━━━━━ Exercise material ━━━━━

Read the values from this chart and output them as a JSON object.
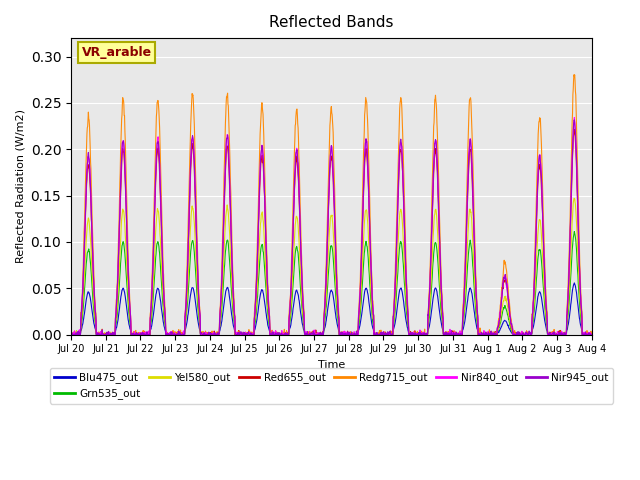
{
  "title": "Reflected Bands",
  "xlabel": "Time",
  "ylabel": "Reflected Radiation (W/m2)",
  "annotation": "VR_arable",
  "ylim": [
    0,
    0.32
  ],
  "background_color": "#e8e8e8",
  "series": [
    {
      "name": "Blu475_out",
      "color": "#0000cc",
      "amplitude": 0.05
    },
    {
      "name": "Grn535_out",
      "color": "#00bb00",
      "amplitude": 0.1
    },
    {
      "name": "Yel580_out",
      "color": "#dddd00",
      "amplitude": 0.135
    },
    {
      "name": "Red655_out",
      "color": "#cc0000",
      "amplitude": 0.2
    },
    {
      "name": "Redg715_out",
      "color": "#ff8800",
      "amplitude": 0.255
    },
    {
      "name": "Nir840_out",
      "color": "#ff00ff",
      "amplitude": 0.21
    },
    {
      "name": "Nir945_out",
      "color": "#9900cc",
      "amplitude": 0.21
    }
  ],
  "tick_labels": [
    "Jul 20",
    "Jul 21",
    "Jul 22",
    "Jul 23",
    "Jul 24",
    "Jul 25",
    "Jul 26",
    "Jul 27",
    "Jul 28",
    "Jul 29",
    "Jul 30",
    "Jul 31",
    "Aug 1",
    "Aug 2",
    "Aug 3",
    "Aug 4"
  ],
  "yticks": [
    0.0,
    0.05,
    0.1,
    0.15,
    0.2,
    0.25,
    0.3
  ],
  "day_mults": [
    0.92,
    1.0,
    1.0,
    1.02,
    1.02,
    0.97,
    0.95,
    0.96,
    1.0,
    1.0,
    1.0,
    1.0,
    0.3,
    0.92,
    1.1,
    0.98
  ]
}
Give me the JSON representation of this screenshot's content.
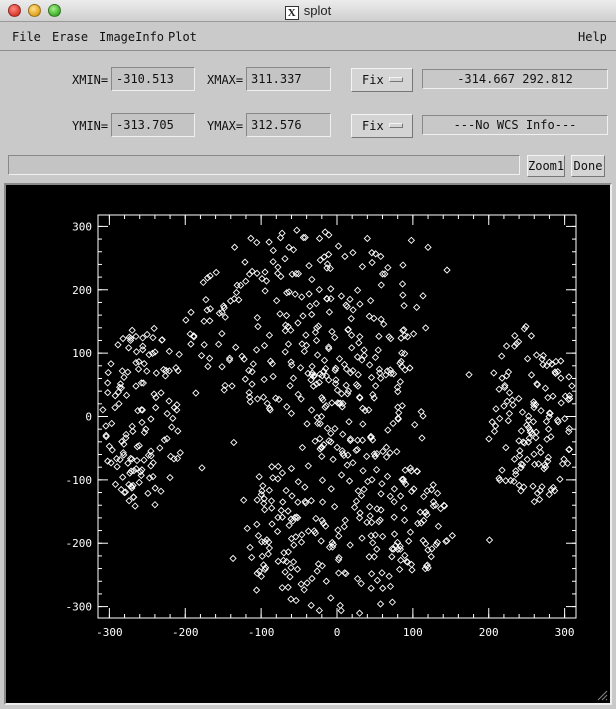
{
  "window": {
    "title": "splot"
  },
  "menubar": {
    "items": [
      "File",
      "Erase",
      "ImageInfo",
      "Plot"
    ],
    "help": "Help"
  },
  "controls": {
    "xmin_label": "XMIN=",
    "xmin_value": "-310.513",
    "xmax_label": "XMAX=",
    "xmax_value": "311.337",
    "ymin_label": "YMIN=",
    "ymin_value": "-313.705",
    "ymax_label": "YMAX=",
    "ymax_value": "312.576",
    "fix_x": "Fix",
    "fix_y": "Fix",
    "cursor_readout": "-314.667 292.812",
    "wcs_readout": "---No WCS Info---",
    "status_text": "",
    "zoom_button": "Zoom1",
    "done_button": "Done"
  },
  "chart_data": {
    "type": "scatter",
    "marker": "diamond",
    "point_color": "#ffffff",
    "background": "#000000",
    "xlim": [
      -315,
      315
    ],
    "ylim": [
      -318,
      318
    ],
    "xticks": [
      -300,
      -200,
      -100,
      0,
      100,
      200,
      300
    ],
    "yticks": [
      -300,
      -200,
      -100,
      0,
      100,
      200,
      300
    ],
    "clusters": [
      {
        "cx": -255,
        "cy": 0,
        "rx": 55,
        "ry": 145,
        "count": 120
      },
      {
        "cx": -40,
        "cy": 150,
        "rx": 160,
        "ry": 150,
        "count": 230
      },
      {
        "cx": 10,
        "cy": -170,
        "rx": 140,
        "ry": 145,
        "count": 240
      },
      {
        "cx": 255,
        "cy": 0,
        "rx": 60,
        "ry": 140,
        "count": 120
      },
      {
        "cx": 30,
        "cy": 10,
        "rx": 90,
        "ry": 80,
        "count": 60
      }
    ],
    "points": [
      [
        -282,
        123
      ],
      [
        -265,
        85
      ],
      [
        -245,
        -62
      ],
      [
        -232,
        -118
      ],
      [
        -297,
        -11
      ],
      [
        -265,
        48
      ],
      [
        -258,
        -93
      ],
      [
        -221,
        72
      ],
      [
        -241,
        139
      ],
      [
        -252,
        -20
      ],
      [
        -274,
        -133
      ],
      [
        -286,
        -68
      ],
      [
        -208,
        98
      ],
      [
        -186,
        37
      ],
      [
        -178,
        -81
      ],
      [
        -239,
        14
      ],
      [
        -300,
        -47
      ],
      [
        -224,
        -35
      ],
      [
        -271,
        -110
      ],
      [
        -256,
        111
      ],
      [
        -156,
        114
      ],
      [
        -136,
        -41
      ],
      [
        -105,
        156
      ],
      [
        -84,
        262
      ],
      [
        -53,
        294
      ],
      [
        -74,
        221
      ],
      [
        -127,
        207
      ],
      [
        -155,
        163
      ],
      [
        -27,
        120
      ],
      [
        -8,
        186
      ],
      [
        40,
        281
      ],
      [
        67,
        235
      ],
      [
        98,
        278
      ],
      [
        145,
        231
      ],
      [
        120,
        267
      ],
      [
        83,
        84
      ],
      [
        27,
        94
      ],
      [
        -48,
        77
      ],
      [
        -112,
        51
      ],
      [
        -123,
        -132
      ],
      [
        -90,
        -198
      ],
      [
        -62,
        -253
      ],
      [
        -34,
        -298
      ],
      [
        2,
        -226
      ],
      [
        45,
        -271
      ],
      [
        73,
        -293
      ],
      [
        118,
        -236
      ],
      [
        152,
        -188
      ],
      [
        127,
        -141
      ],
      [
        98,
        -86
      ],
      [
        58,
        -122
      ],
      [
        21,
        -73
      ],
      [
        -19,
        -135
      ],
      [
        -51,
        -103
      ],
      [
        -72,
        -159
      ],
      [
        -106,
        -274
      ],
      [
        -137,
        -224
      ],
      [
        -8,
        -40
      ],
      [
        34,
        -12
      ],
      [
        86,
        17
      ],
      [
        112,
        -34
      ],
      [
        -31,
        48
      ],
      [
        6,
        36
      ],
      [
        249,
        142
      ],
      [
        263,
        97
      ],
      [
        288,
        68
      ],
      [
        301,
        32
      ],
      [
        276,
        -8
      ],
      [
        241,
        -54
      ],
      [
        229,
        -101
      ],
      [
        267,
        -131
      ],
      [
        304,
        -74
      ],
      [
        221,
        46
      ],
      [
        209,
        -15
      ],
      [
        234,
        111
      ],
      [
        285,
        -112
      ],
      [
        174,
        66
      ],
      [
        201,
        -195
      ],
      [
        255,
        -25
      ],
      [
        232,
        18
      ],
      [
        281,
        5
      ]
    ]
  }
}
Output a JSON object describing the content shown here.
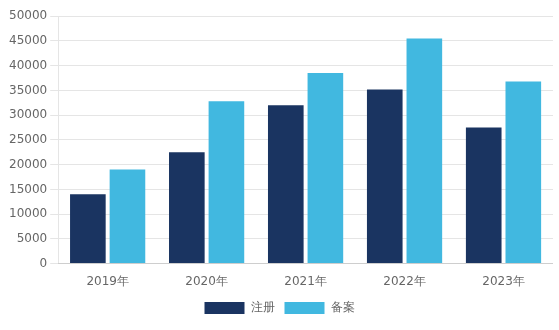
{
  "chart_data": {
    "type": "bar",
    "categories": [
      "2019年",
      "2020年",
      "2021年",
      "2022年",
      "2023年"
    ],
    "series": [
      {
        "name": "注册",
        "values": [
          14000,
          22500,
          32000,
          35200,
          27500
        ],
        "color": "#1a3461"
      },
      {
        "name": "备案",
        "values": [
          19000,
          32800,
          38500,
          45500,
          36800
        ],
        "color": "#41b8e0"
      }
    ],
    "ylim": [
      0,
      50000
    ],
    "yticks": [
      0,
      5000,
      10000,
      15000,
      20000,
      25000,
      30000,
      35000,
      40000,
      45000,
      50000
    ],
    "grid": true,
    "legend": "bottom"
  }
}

━━━━━

■ Problem: The records above must be echoed exactly, minus their pictures.

■ Task solution:
Read the values from this chart and output them as a JSON object.
{
  "title": "Reflected Bands",
  "xlabel": "Time",
  "ylabel": "Reflected Radiation (W/m2)",
  "annotation": "VR_arable",
  "ylim": [
    0,
    0.32
  ],
  "background_color": "#e8e8e8",
  "series": [
    {
      "name": "Blu475_out",
      "color": "#0000cc",
      "amplitude": 0.05
    },
    {
      "name": "Grn535_out",
      "color": "#00bb00",
      "amplitude": 0.1
    },
    {
      "name": "Yel580_out",
      "color": "#dddd00",
      "amplitude": 0.135
    },
    {
      "name": "Red655_out",
      "color": "#cc0000",
      "amplitude": 0.2
    },
    {
      "name": "Redg715_out",
      "color": "#ff8800",
      "amplitude": 0.255
    },
    {
      "name": "Nir840_out",
      "color": "#ff00ff",
      "amplitude": 0.21
    },
    {
      "name": "Nir945_out",
      "color": "#9900cc",
      "amplitude": 0.21
    }
  ],
  "tick_labels": [
    "Jul 20",
    "Jul 21",
    "Jul 22",
    "Jul 23",
    "Jul 24",
    "Jul 25",
    "Jul 26",
    "Jul 27",
    "Jul 28",
    "Jul 29",
    "Jul 30",
    "Jul 31",
    "Aug 1",
    "Aug 2",
    "Aug 3",
    "Aug 4"
  ],
  "yticks": [
    0.0,
    0.05,
    0.1,
    0.15,
    0.2,
    0.25,
    0.3
  ],
  "day_mults": [
    0.92,
    1.0,
    1.0,
    1.02,
    1.02,
    0.97,
    0.95,
    0.96,
    1.0,
    1.0,
    1.0,
    1.0,
    0.3,
    0.92,
    1.1,
    0.98
  ]
}
Give me the JSON representation of this screenshot's content.
{
  "window": {
    "title": "splot"
  },
  "menubar": {
    "items": [
      "File",
      "Erase",
      "ImageInfo",
      "Plot"
    ],
    "help": "Help"
  },
  "controls": {
    "xmin_label": "XMIN=",
    "xmin_value": "-310.513",
    "xmax_label": "XMAX=",
    "xmax_value": "311.337",
    "ymin_label": "YMIN=",
    "ymin_value": "-313.705",
    "ymax_label": "YMAX=",
    "ymax_value": "312.576",
    "fix_x": "Fix",
    "fix_y": "Fix",
    "cursor_readout": "-314.667 292.812",
    "wcs_readout": "---No WCS Info---",
    "status_text": "",
    "zoom_button": "Zoom1",
    "done_button": "Done"
  },
  "chart_data": {
    "type": "scatter",
    "marker": "diamond",
    "point_color": "#ffffff",
    "background": "#000000",
    "xlim": [
      -315,
      315
    ],
    "ylim": [
      -318,
      318
    ],
    "xticks": [
      -300,
      -200,
      -100,
      0,
      100,
      200,
      300
    ],
    "yticks": [
      -300,
      -200,
      -100,
      0,
      100,
      200,
      300
    ],
    "clusters": [
      {
        "cx": -255,
        "cy": 0,
        "rx": 55,
        "ry": 145,
        "count": 120
      },
      {
        "cx": -40,
        "cy": 150,
        "rx": 160,
        "ry": 150,
        "count": 230
      },
      {
        "cx": 10,
        "cy": -170,
        "rx": 140,
        "ry": 145,
        "count": 240
      },
      {
        "cx": 255,
        "cy": 0,
        "rx": 60,
        "ry": 140,
        "count": 120
      },
      {
        "cx": 30,
        "cy": 10,
        "rx": 90,
        "ry": 80,
        "count": 60
      }
    ],
    "points": [
      [
        -282,
        123
      ],
      [
        -265,
        85
      ],
      [
        -245,
        -62
      ],
      [
        -232,
        -118
      ],
      [
        -297,
        -11
      ],
      [
        -265,
        48
      ],
      [
        -258,
        -93
      ],
      [
        -221,
        72
      ],
      [
        -241,
        139
      ],
      [
        -252,
        -20
      ],
      [
        -274,
        -133
      ],
      [
        -286,
        -68
      ],
      [
        -208,
        98
      ],
      [
        -186,
        37
      ],
      [
        -178,
        -81
      ],
      [
        -239,
        14
      ],
      [
        -300,
        -47
      ],
      [
        -224,
        -35
      ],
      [
        -271,
        -110
      ],
      [
        -256,
        111
      ],
      [
        -156,
        114
      ],
      [
        -136,
        -41
      ],
      [
        -105,
        156
      ],
      [
        -84,
        262
      ],
      [
        -53,
        294
      ],
      [
        -74,
        221
      ],
      [
        -127,
        207
      ],
      [
        -155,
        163
      ],
      [
        -27,
        120
      ],
      [
        -8,
        186
      ],
      [
        40,
        281
      ],
      [
        67,
        235
      ],
      [
        98,
        278
      ],
      [
        145,
        231
      ],
      [
        120,
        267
      ],
      [
        83,
        84
      ],
      [
        27,
        94
      ],
      [
        -48,
        77
      ],
      [
        -112,
        51
      ],
      [
        -123,
        -132
      ],
      [
        -90,
        -198
      ],
      [
        -62,
        -253
      ],
      [
        -34,
        -298
      ],
      [
        2,
        -226
      ],
      [
        45,
        -271
      ],
      [
        73,
        -293
      ],
      [
        118,
        -236
      ],
      [
        152,
        -188
      ],
      [
        127,
        -141
      ],
      [
        98,
        -86
      ],
      [
        58,
        -122
      ],
      [
        21,
        -73
      ],
      [
        -19,
        -135
      ],
      [
        -51,
        -103
      ],
      [
        -72,
        -159
      ],
      [
        -106,
        -274
      ],
      [
        -137,
        -224
      ],
      [
        -8,
        -40
      ],
      [
        34,
        -12
      ],
      [
        86,
        17
      ],
      [
        112,
        -34
      ],
      [
        -31,
        48
      ],
      [
        6,
        36
      ],
      [
        249,
        142
      ],
      [
        263,
        97
      ],
      [
        288,
        68
      ],
      [
        301,
        32
      ],
      [
        276,
        -8
      ],
      [
        241,
        -54
      ],
      [
        229,
        -101
      ],
      [
        267,
        -131
      ],
      [
        304,
        -74
      ],
      [
        221,
        46
      ],
      [
        209,
        -15
      ],
      [
        234,
        111
      ],
      [
        285,
        -112
      ],
      [
        174,
        66
      ],
      [
        201,
        -195
      ],
      [
        255,
        -25
      ],
      [
        232,
        18
      ],
      [
        281,
        5
      ]
    ]
  }
}
Output a JSON object describing the content shown here.
{
  "chart_data": {
    "type": "bar",
    "categories": [
      "2019年",
      "2020年",
      "2021年",
      "2022年",
      "2023年"
    ],
    "series": [
      {
        "name": "注册",
        "values": [
          14000,
          22500,
          32000,
          35200,
          27500
        ],
        "color": "#1a3461"
      },
      {
        "name": "备案",
        "values": [
          19000,
          32800,
          38500,
          45500,
          36800
        ],
        "color": "#41b8e0"
      }
    ],
    "ylim": [
      0,
      50000
    ],
    "yticks": [
      0,
      5000,
      10000,
      15000,
      20000,
      25000,
      30000,
      35000,
      40000,
      45000,
      50000
    ],
    "grid": true,
    "legend": "bottom"
  }
}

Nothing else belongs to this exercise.